▸ **EXERCISE GOAL**
In the listing, take the stretch from its start through the line containing "dashboard-photo: Please check" and change "White Platinum Metallic" to "Oxford White", keeping everything else the same. Return only those lines.

Items stored from a collection:
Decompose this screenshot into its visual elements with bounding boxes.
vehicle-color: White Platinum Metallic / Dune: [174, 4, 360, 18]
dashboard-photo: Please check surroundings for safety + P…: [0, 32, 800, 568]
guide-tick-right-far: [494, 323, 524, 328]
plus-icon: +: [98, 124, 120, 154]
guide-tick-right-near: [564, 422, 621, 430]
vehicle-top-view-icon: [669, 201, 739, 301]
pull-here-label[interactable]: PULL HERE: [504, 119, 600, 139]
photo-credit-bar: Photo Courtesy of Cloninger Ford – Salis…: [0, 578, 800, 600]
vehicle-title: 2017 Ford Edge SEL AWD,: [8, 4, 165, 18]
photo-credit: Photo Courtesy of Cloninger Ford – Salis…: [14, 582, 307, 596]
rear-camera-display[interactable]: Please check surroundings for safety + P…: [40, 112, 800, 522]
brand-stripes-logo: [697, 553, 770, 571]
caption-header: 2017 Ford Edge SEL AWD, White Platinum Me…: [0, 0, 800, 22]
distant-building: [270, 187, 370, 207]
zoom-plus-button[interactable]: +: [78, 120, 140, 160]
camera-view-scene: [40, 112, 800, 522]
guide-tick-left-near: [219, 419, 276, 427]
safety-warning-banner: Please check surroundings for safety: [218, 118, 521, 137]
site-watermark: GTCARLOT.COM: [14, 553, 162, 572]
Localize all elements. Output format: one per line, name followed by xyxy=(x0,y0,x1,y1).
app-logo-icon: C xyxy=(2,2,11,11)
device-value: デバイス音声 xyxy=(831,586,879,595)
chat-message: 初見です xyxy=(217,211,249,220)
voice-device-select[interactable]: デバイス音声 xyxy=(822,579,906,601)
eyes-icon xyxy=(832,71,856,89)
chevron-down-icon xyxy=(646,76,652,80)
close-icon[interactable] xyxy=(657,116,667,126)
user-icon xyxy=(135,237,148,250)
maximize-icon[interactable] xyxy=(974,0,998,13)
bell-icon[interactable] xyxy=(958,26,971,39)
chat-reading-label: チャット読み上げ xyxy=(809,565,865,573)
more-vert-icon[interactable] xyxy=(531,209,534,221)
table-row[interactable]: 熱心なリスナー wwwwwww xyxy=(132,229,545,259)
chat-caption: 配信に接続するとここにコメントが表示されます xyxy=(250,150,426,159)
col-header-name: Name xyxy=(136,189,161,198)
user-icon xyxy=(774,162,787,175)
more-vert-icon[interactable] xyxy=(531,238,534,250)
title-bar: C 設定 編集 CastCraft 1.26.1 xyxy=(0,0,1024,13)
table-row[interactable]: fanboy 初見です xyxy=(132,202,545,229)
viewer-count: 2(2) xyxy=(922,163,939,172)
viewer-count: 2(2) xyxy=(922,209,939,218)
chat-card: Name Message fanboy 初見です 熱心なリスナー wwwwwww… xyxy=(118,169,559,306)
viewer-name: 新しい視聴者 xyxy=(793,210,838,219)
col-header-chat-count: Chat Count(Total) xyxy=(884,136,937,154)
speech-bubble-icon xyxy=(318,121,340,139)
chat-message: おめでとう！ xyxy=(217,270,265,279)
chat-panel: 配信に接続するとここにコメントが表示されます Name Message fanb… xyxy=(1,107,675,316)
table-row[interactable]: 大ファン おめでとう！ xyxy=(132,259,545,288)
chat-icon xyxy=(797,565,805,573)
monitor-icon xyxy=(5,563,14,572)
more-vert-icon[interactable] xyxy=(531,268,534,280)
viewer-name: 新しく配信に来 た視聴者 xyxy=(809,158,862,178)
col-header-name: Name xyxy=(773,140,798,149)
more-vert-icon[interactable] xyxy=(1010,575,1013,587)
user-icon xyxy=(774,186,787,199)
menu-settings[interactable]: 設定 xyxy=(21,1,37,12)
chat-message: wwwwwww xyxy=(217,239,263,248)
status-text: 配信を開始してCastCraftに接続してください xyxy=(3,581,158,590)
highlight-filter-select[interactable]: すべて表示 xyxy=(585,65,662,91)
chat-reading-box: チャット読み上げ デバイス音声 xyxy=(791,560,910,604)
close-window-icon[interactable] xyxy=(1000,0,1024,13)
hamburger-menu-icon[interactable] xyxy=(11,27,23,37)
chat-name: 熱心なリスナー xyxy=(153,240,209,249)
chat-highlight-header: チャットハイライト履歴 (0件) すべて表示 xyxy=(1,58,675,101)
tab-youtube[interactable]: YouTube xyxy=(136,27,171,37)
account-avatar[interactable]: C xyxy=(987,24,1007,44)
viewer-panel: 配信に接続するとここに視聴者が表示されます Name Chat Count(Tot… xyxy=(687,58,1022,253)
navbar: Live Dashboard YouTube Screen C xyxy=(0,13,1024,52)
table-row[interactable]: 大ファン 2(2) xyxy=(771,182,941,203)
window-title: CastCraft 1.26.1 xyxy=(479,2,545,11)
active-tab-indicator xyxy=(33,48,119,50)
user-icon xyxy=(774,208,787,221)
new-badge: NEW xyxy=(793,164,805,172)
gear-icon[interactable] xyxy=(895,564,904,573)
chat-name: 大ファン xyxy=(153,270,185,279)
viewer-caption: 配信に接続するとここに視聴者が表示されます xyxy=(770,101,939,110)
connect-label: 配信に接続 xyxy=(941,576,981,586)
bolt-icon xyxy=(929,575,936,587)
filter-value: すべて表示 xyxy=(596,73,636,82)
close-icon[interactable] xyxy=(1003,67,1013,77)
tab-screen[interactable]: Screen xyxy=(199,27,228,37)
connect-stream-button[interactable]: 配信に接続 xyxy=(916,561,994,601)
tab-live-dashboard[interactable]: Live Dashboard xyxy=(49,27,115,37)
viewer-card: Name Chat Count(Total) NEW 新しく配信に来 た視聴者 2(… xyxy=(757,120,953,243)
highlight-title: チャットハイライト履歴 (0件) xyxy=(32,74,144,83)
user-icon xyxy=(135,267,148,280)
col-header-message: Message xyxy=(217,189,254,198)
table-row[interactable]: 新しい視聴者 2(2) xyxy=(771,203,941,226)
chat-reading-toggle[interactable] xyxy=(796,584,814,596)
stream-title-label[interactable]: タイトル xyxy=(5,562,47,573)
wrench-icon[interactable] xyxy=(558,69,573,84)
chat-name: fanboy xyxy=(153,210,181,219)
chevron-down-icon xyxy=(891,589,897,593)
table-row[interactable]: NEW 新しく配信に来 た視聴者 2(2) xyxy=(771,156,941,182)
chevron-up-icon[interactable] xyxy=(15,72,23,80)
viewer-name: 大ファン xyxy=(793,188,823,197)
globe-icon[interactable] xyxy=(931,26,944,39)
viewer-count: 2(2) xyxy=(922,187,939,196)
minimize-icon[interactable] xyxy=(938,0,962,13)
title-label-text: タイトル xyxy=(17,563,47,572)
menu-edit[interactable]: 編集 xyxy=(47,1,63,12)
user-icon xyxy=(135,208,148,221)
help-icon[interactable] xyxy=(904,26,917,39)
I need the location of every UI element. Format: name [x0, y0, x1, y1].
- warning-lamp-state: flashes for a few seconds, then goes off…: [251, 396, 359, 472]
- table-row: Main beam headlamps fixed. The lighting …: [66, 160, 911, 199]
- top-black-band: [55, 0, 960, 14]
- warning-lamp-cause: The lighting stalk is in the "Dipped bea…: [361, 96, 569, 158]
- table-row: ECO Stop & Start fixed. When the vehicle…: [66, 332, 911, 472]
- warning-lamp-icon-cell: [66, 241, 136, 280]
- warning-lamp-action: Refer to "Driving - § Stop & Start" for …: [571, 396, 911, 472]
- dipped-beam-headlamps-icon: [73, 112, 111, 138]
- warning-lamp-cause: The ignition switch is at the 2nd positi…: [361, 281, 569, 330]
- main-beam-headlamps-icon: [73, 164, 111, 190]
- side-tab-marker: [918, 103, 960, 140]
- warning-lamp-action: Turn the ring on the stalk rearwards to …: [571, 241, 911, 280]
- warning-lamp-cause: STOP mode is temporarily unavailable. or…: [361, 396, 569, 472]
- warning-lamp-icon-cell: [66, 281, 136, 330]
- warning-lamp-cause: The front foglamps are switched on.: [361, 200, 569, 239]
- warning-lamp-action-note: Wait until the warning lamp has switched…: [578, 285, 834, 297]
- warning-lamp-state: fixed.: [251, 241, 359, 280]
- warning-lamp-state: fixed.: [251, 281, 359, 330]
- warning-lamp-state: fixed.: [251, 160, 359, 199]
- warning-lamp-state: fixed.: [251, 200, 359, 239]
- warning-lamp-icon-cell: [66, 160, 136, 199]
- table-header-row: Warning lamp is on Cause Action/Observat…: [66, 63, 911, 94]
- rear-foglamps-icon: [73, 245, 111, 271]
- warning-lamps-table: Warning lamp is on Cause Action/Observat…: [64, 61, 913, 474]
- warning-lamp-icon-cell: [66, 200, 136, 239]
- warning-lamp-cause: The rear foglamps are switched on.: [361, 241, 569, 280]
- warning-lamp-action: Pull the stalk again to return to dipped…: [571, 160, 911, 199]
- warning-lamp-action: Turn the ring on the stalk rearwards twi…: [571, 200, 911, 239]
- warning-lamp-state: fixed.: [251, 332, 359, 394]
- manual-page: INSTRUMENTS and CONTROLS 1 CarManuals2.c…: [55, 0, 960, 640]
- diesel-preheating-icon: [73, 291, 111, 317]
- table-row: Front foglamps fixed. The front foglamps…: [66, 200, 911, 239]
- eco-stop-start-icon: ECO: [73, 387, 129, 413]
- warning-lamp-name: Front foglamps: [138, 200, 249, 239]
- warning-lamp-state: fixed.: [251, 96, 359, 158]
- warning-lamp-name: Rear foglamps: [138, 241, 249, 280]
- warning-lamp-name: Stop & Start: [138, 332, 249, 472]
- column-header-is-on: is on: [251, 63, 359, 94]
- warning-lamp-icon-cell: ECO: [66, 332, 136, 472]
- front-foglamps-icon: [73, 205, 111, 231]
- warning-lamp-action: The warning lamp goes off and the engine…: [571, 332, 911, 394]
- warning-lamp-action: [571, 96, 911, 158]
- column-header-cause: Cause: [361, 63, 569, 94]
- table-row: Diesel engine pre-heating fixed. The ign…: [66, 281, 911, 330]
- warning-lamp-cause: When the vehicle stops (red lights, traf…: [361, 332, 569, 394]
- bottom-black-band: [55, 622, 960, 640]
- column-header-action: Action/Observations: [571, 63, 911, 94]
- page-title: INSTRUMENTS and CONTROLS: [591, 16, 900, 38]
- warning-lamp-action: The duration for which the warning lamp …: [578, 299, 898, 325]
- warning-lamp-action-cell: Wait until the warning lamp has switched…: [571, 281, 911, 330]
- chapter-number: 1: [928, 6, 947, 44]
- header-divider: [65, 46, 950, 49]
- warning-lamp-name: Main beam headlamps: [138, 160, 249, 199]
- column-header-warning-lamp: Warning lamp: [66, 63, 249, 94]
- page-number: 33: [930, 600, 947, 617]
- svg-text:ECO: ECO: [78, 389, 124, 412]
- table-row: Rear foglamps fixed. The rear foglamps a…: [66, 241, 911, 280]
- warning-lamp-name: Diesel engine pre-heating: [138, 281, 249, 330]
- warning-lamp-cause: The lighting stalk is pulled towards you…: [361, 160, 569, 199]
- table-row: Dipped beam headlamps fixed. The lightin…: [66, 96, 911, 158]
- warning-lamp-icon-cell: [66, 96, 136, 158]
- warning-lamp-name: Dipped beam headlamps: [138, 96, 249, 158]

▸ **WRITTEN SOLUTION**
Decompose this screenshot into its visual elements with bounding boxes.
vehicle-color: Oxford White / Dune: [174, 4, 360, 18]
dashboard-photo: Please check surroundings for safety + P…: [0, 32, 800, 568]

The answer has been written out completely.